*WHAT TO DO*:
In the records below, find each line with the word "Application" and copy it.

*DATASET RECORDS*:

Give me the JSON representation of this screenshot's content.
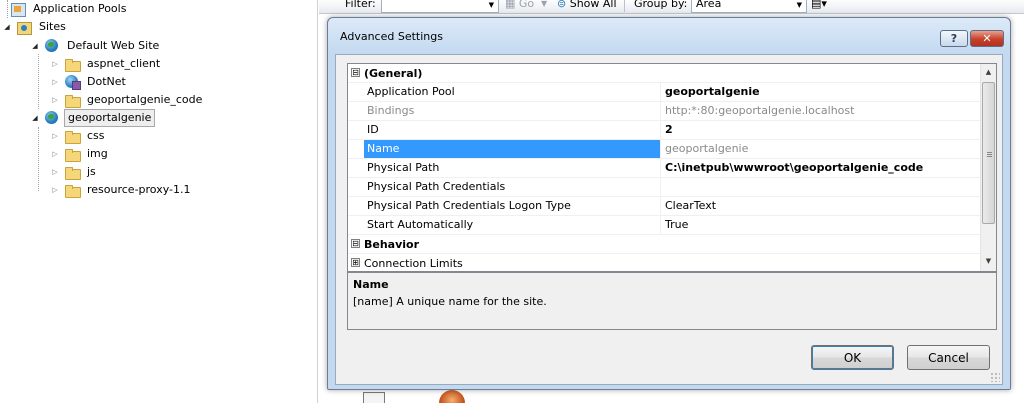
{
  "tree": {
    "items": [
      {
        "label": "Application Pools",
        "icon": "pool-icon"
      },
      {
        "label": "Sites",
        "icon": "sites-icon"
      },
      {
        "label": "Default Web Site",
        "icon": "globe-icon"
      },
      {
        "label": "aspnet_client",
        "icon": "folder-icon"
      },
      {
        "label": "DotNet",
        "icon": "dotnet-app-icon"
      },
      {
        "label": "geoportalgenie_code",
        "icon": "folder-icon"
      },
      {
        "label": "geoportalgenie",
        "icon": "globe-icon"
      },
      {
        "label": "css",
        "icon": "folder-icon"
      },
      {
        "label": "img",
        "icon": "folder-icon"
      },
      {
        "label": "js",
        "icon": "folder-icon"
      },
      {
        "label": "resource-proxy-1.1",
        "icon": "folder-icon"
      }
    ]
  },
  "toolbar": {
    "filter_label": "Filter:",
    "go_label": "Go",
    "show_all_label": "Show All",
    "group_by_label": "Group by:",
    "group_by_value": "Area"
  },
  "dialog": {
    "title": "Advanced Settings",
    "help_label": "?",
    "close_label": "✕",
    "ok_label": "OK",
    "cancel_label": "Cancel"
  },
  "grid": {
    "general_category": "(General)",
    "rows": [
      {
        "name": "Application Pool",
        "value": "geoportalgenie"
      },
      {
        "name": "Bindings",
        "value": "http:*:80:geoportalgenie.localhost"
      },
      {
        "name": "ID",
        "value": "2"
      },
      {
        "name": "Name",
        "value": "geoportalgenie"
      },
      {
        "name": "Physical Path",
        "value": "C:\\inetpub\\wwwroot\\geoportalgenie_code"
      },
      {
        "name": "Physical Path Credentials",
        "value": ""
      },
      {
        "name": "Physical Path Credentials Logon Type",
        "value": "ClearText"
      },
      {
        "name": "Start Automatically",
        "value": "True"
      }
    ],
    "behavior_category": "Behavior",
    "connection_limits": "Connection Limits",
    "expand_symbol": "⊞",
    "collapse_symbol": "⊟"
  },
  "description": {
    "title": "Name",
    "text": "[name] A unique name for the site."
  },
  "colors": {
    "selection": "#3399ff",
    "dialog_frame": "#c3d9f0",
    "close_button": "#c7402b"
  }
}
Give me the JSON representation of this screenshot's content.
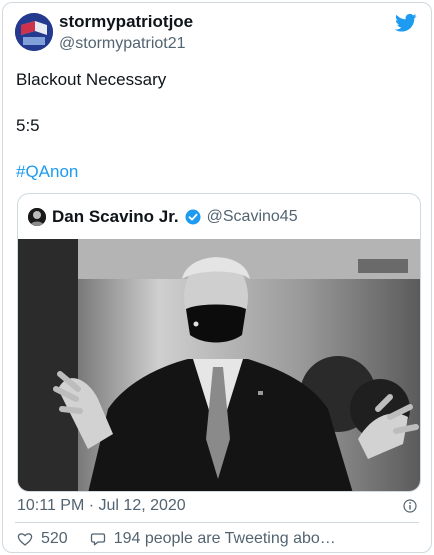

*THE OUTPUT*:
        "label": "Application Pools",
        "name": "Application Pool",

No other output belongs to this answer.